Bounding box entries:
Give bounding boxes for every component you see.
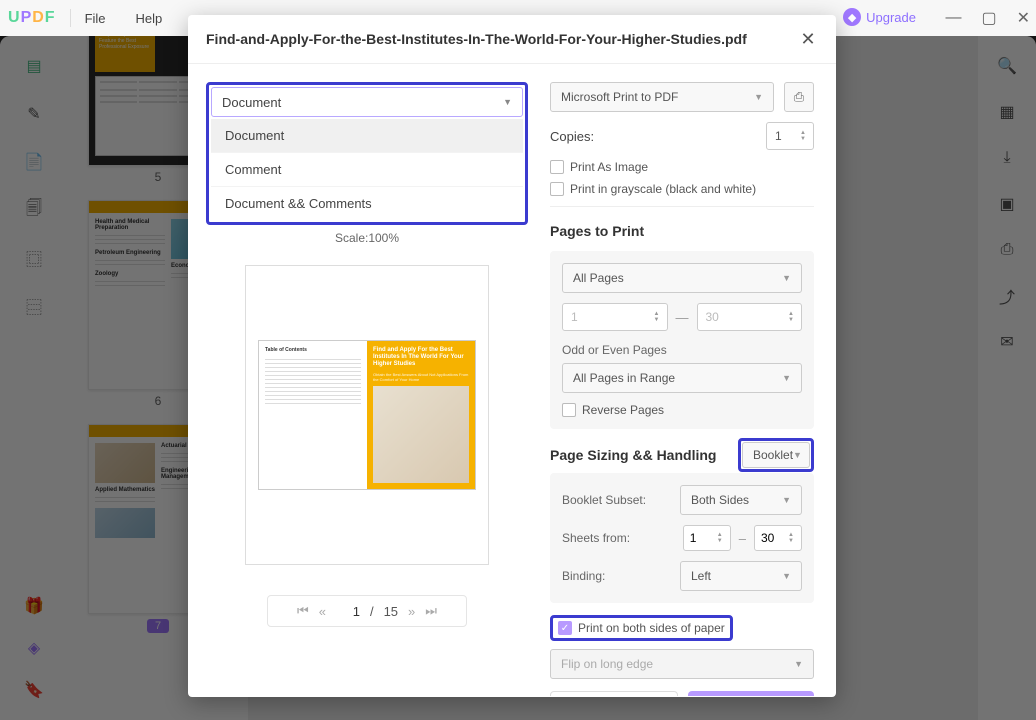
preview-pager: ⏮ « / 15 » ⏭ xyxy=(267,595,467,627)
dialog-left-panel: Document ▼ Document Comment Document && … xyxy=(188,64,546,696)
sheets-dash: – xyxy=(739,531,746,546)
binding-value: Left xyxy=(691,569,711,583)
printer-value: Microsoft Print to PDF xyxy=(561,90,678,104)
page-input[interactable] xyxy=(336,604,360,619)
chevron-down-icon: ▼ xyxy=(782,273,791,283)
range-to-input[interactable] xyxy=(697,303,803,331)
copies-label: Copies: xyxy=(550,129,594,144)
dialog-title: Find-and-Apply-For-the-Best-Institutes-I… xyxy=(206,31,747,47)
upgrade-link[interactable]: ◆ Upgrade xyxy=(843,8,916,26)
print-dialog: Find-and-Apply-For-the-Best-Institutes-I… xyxy=(188,15,836,697)
spin-down-icon[interactable]: ▼ xyxy=(788,538,800,544)
range-dash: — xyxy=(676,310,689,325)
sizing-mode-select[interactable]: Booklet ▼ xyxy=(742,442,810,468)
page-sizing-section: Booklet Subset: Both Sides ▼ Sheets from… xyxy=(550,473,814,603)
window-controls: — ▢ ✕ xyxy=(945,0,1030,36)
booklet-subset-label: Booklet Subset: xyxy=(562,493,662,507)
content-type-dropdown: Document Comment Document && Comments xyxy=(211,119,523,220)
dropdown-item-both[interactable]: Document && Comments xyxy=(211,186,523,220)
printer-settings-button[interactable]: ⎙ xyxy=(784,82,814,112)
spin-down-icon[interactable]: ▼ xyxy=(717,538,729,544)
upgrade-icon: ◆ xyxy=(843,8,861,26)
pages-to-print-section: All Pages ▼ ▲▼ — ▲▼ Odd or Even Pages xyxy=(550,251,814,429)
chevron-down-icon: ▼ xyxy=(754,92,763,102)
page-sizing-heading: Page Sizing && Handling xyxy=(550,447,716,463)
minimize-icon[interactable]: — xyxy=(945,9,961,27)
odd-even-select[interactable]: All Pages in Range ▼ xyxy=(562,363,802,393)
app-logo: UPDF xyxy=(8,9,56,27)
page-total: 15 xyxy=(384,604,398,619)
chevron-down-icon: ▼ xyxy=(794,659,803,669)
reverse-pages-label: Reverse Pages xyxy=(582,403,664,417)
odd-even-value: All Pages in Range xyxy=(573,371,675,385)
print-both-sides-label: Print on both sides of paper xyxy=(578,621,725,635)
chevron-down-icon: ▼ xyxy=(782,495,791,505)
spin-down-icon[interactable]: ▼ xyxy=(654,317,666,323)
reverse-pages-checkbox[interactable] xyxy=(562,403,576,417)
divider xyxy=(70,9,71,27)
print-both-sides-highlight: ✓ Print on both sides of paper xyxy=(550,615,733,641)
menu-help[interactable]: Help xyxy=(136,11,163,26)
next-page-button[interactable]: » xyxy=(408,604,415,619)
content-type-select[interactable]: Document ▼ xyxy=(211,87,523,117)
prev-page-button[interactable]: « xyxy=(319,604,326,619)
odd-even-label: Odd or Even Pages xyxy=(562,343,802,357)
page-range-value: All Pages xyxy=(573,271,624,285)
print-button[interactable]: Print xyxy=(688,691,814,696)
sizing-mode-highlight: Booklet ▼ xyxy=(738,438,814,472)
dialog-header: Find-and-Apply-For-the-Best-Institutes-I… xyxy=(188,15,836,64)
preview-right-page: Find and Apply For the Best Institutes I… xyxy=(367,341,475,489)
spin-down-icon[interactable]: ▼ xyxy=(800,136,812,142)
menu-file[interactable]: File xyxy=(85,11,106,26)
content-type-highlight: Document ▼ Document Comment Document && … xyxy=(206,82,528,225)
cancel-button[interactable]: Cancel xyxy=(550,691,678,696)
close-icon[interactable]: ✕ xyxy=(1017,8,1030,28)
binding-select[interactable]: Left ▼ xyxy=(680,561,802,591)
flip-value: Flip on long edge xyxy=(561,657,653,671)
booklet-subset-value: Both Sides xyxy=(691,493,749,507)
print-as-image-checkbox[interactable] xyxy=(550,160,564,174)
dropdown-item-comment[interactable]: Comment xyxy=(211,152,523,186)
chevron-down-icon: ▼ xyxy=(782,571,791,581)
maximize-icon[interactable]: ▢ xyxy=(981,8,996,28)
page-separator: / xyxy=(370,604,374,619)
chevron-down-icon: ▼ xyxy=(782,373,791,383)
print-preview: Table of Contents Find and Apply For the… xyxy=(245,265,489,565)
range-from-input[interactable] xyxy=(562,303,668,331)
binding-label: Binding: xyxy=(562,569,662,583)
print-as-image-label: Print As Image xyxy=(570,160,648,174)
flip-select: Flip on long edge ▼ xyxy=(550,649,814,679)
print-grayscale-checkbox[interactable] xyxy=(550,182,564,196)
content-type-value: Document xyxy=(222,95,281,110)
dropdown-item-document[interactable]: Document xyxy=(211,119,523,152)
first-page-button[interactable]: ⏮ xyxy=(297,603,309,619)
chevron-down-icon: ▼ xyxy=(503,97,512,107)
close-button[interactable]: ✕ xyxy=(798,29,818,49)
print-grayscale-label: Print in grayscale (black and white) xyxy=(570,182,756,196)
chevron-down-icon: ▼ xyxy=(793,450,802,460)
last-page-button[interactable]: ⏭ xyxy=(425,603,437,619)
spin-down-icon[interactable]: ▼ xyxy=(788,317,800,323)
pages-to-print-heading: Pages to Print xyxy=(550,223,814,239)
preview-left-page: Table of Contents xyxy=(259,341,367,489)
print-both-sides-checkbox[interactable]: ✓ xyxy=(558,621,572,635)
printer-select[interactable]: Microsoft Print to PDF ▼ xyxy=(550,82,774,112)
scale-label: Scale:100% xyxy=(206,231,528,245)
booklet-subset-select[interactable]: Both Sides ▼ xyxy=(680,485,802,515)
sheets-from-label: Sheets from: xyxy=(562,531,662,545)
sizing-mode-value: Booklet xyxy=(753,448,793,462)
upgrade-label: Upgrade xyxy=(866,10,916,25)
dialog-right-panel: Microsoft Print to PDF ▼ ⎙ Copies: ▲▼ Pr… xyxy=(546,64,836,696)
page-range-select[interactable]: All Pages ▼ xyxy=(562,263,802,293)
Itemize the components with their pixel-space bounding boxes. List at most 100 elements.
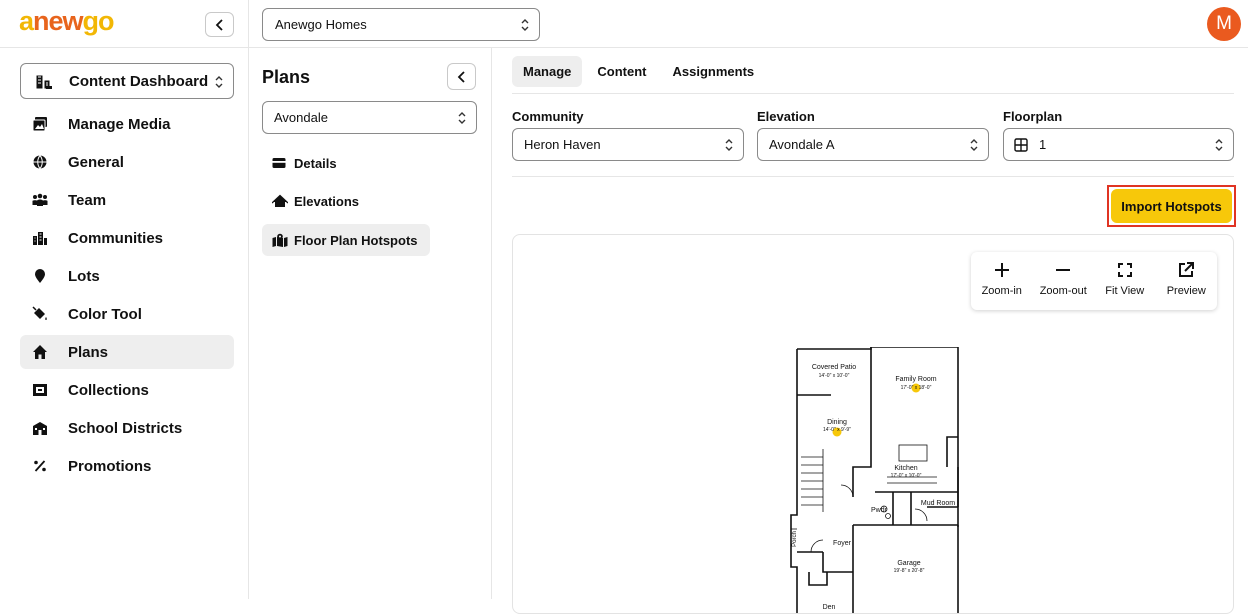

▸ Exercise goal: Count the lines in the data above that contain the string "edge", matching case exactly. Reply with the number only.

▸ Reply: 2